Stored items from a collection:
+ + + + +

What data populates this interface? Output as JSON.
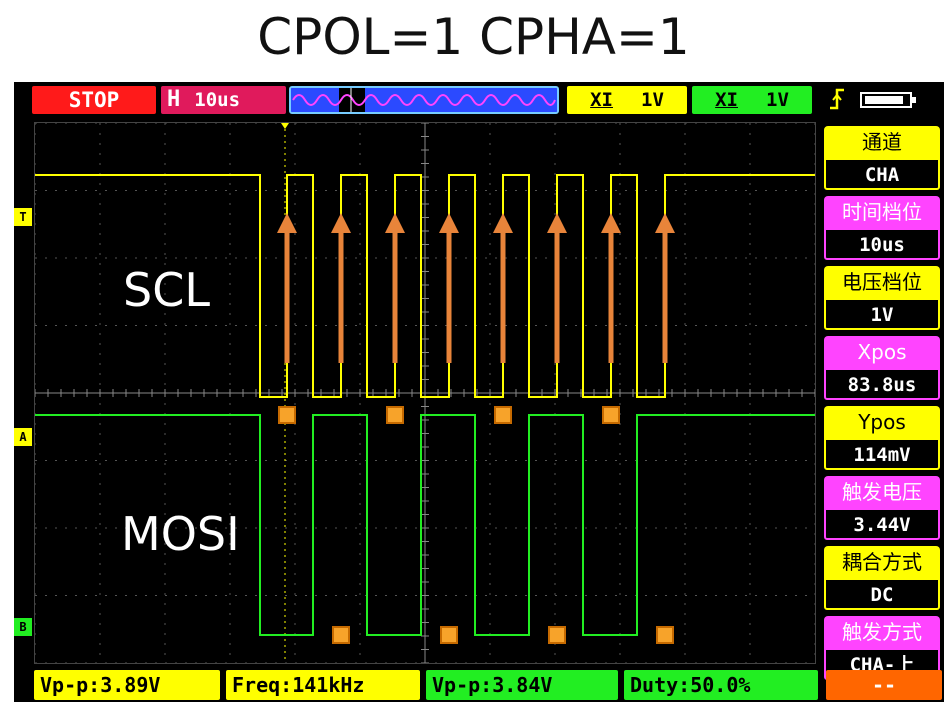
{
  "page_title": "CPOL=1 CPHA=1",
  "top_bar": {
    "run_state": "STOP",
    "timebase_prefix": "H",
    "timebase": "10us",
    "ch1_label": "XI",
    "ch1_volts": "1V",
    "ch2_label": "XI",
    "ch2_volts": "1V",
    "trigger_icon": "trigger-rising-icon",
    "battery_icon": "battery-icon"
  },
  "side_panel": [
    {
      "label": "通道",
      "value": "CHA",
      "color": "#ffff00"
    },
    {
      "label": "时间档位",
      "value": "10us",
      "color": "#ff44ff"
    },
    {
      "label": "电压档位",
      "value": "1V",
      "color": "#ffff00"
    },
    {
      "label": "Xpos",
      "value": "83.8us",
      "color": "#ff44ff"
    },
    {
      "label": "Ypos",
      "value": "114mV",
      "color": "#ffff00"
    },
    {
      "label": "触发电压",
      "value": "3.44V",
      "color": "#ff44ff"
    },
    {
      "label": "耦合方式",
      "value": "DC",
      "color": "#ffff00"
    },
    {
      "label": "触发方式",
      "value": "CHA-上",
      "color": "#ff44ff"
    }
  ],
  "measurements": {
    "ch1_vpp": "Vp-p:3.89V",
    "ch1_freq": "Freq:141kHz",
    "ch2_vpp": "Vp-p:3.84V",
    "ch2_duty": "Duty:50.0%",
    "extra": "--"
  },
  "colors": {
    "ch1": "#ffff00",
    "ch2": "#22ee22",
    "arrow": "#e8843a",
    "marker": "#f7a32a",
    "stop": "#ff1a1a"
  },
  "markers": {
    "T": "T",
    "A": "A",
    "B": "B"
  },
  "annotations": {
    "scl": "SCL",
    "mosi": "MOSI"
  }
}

+ + + + +

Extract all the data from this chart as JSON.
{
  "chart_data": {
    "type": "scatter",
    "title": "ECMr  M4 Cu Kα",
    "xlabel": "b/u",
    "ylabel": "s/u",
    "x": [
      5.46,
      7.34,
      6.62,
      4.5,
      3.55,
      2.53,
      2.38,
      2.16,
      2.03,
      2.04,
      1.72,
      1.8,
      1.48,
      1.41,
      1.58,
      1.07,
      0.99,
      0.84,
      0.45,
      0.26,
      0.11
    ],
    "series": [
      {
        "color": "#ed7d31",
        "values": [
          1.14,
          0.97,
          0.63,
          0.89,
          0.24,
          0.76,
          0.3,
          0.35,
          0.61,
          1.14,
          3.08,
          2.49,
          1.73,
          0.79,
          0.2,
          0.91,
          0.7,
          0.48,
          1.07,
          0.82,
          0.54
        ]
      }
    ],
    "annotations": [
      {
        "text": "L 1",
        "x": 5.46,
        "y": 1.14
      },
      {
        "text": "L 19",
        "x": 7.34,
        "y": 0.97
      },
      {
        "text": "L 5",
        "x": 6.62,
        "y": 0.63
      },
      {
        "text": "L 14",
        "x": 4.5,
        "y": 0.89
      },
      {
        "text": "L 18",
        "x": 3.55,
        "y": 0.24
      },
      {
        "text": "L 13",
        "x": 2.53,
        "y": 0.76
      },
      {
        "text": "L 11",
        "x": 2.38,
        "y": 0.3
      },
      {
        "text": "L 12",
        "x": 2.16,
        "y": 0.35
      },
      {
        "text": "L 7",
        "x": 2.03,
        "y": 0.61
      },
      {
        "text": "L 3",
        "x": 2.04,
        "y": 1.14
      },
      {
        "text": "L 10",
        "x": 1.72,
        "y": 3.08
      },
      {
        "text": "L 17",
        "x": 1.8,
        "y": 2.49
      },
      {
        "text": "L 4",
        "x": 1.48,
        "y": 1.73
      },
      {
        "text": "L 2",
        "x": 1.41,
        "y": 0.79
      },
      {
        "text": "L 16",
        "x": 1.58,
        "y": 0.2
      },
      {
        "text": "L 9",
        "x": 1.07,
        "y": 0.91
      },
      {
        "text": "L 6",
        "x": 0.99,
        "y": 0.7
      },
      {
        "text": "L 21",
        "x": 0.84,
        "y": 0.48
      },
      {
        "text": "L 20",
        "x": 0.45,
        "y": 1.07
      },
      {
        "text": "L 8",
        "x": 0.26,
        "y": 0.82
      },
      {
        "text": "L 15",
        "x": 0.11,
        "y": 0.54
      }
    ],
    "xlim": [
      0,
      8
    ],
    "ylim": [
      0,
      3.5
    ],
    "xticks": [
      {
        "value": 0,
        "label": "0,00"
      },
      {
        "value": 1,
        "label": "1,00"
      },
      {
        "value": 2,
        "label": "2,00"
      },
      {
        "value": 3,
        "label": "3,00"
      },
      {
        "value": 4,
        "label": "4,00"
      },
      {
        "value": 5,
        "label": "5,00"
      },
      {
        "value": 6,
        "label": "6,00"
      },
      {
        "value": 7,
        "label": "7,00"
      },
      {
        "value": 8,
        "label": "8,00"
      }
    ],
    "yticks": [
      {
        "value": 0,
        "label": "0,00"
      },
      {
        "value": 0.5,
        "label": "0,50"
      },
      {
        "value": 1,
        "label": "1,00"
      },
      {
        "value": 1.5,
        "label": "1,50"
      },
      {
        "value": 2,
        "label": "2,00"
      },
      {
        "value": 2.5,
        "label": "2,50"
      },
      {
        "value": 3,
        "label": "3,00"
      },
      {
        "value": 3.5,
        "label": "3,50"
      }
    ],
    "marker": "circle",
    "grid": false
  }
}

+ + + + +

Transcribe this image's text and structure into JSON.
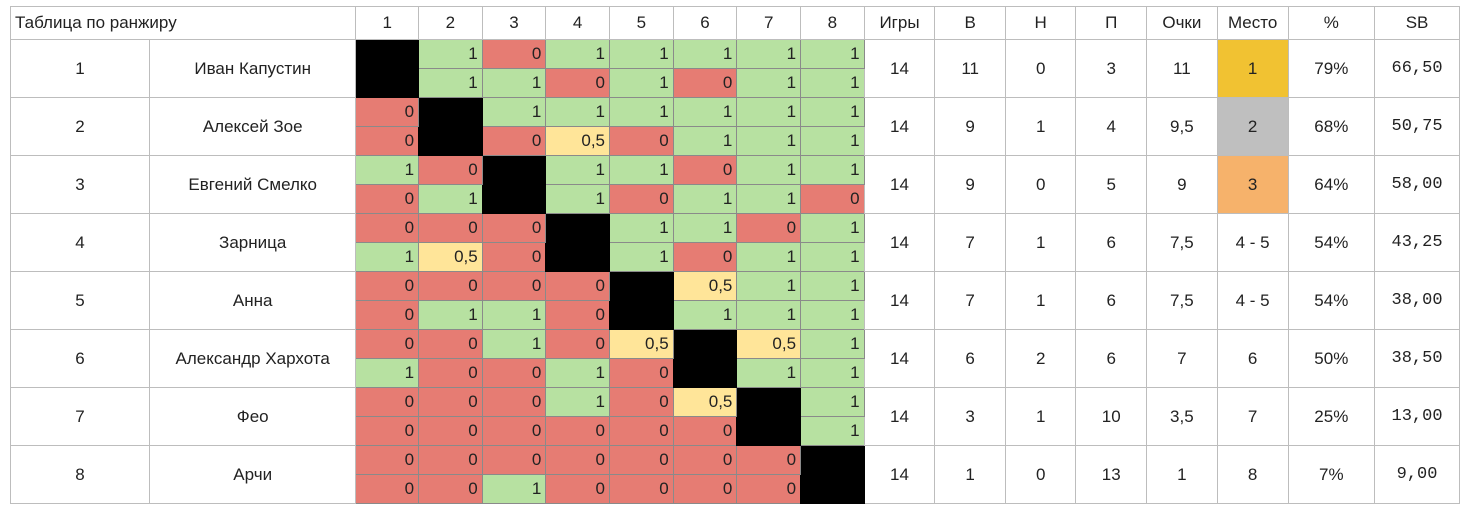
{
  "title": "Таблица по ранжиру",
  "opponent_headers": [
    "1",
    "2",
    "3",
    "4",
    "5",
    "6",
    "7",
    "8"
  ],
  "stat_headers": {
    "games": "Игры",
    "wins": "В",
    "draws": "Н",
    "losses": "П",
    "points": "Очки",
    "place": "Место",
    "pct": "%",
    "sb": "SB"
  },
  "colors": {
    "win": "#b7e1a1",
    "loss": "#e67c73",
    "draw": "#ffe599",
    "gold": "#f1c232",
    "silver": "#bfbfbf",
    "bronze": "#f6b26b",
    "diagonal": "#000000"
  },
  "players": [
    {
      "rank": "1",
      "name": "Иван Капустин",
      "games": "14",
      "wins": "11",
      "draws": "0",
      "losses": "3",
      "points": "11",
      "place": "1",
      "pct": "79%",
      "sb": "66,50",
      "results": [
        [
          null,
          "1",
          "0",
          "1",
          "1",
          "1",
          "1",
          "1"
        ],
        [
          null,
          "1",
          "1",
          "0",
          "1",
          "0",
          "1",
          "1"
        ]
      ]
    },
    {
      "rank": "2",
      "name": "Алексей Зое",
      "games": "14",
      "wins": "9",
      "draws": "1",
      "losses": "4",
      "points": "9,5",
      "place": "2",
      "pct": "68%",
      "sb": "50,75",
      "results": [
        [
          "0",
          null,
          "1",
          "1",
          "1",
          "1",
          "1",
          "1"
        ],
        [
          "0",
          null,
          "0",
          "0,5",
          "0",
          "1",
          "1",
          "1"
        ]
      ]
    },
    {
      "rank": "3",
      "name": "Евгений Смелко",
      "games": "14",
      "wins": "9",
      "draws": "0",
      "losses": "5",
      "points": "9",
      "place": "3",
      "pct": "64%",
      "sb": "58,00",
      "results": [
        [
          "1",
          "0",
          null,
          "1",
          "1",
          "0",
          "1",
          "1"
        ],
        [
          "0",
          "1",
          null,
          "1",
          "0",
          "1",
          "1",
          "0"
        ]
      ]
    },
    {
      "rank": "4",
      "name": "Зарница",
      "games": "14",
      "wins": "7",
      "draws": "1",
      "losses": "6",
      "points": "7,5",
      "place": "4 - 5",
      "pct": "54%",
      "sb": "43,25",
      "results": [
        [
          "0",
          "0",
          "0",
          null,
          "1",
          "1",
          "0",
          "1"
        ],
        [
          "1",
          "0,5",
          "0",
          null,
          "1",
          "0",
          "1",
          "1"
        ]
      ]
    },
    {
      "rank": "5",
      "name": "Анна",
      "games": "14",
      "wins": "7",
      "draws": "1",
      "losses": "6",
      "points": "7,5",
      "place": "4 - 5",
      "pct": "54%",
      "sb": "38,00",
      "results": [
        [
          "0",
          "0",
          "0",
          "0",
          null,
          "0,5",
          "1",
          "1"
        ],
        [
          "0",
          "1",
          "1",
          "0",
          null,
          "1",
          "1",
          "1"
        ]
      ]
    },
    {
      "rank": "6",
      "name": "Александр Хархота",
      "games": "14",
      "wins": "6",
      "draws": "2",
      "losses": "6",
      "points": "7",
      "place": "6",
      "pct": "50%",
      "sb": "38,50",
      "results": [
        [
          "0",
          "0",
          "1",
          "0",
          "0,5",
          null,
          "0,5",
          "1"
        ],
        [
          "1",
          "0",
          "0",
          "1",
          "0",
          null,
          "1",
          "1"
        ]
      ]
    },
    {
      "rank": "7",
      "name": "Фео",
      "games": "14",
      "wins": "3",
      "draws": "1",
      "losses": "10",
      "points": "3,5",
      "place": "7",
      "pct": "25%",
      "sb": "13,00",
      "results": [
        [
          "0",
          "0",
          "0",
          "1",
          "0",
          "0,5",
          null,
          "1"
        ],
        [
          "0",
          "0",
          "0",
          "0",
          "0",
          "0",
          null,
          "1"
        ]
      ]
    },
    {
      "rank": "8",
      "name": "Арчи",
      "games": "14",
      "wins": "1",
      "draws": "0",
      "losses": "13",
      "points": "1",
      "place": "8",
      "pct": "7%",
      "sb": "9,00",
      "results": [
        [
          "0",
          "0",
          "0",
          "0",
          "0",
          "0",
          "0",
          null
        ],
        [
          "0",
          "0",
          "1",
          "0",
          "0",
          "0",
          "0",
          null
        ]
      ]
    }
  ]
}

+ + + + +

**EXERCISE DESCRIPTION:** Find the word "losses" in the material, then list each line that holds it.

**ANSWER FOR THE TASK:**
    "losses": "П",
      "losses": "3",
      "losses": "4",
      "losses": "5",
      "losses": "6",
      "losses": "6",
      "losses": "6",
      "losses": "10",
      "losses": "13",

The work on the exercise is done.